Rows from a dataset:
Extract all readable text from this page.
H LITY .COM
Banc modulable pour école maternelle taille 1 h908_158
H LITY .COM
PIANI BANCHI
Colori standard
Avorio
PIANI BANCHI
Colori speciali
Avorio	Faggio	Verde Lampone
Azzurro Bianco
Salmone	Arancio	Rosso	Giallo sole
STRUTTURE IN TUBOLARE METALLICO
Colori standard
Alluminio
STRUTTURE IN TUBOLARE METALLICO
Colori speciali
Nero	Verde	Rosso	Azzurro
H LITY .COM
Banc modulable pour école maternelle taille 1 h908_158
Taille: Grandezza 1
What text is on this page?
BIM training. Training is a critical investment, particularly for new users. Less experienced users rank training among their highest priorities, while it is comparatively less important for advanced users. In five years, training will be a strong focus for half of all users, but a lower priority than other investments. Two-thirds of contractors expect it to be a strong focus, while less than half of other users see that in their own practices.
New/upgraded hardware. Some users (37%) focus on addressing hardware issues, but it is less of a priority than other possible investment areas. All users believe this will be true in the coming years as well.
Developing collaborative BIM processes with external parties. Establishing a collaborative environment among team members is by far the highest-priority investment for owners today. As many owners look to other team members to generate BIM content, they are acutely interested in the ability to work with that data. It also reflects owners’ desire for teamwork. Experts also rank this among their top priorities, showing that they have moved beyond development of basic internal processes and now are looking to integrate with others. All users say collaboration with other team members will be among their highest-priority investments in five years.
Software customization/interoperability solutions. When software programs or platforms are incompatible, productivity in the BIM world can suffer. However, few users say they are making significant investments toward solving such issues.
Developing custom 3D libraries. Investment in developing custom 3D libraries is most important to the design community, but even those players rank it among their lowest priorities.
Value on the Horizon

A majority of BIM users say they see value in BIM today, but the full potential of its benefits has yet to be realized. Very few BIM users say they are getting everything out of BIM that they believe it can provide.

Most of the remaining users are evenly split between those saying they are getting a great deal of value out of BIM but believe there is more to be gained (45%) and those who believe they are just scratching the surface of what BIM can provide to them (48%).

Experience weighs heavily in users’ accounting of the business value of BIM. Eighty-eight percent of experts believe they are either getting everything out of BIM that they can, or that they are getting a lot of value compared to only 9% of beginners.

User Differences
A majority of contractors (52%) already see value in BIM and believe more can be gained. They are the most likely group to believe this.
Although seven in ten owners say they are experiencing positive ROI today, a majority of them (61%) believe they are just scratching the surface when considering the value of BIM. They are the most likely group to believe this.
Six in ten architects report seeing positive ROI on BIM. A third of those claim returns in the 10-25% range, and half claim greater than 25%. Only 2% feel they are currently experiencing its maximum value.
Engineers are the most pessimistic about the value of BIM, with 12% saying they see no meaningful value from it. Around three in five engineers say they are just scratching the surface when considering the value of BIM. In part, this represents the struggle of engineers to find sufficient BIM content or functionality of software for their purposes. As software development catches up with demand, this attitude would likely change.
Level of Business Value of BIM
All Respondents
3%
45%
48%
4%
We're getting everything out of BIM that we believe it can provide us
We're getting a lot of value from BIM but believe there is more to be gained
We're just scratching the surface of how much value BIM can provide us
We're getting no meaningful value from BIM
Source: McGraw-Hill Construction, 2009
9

# What is required
A line counts if it holds the word "page". How many lines of the entries count? Give the number only.

# Correct answer
2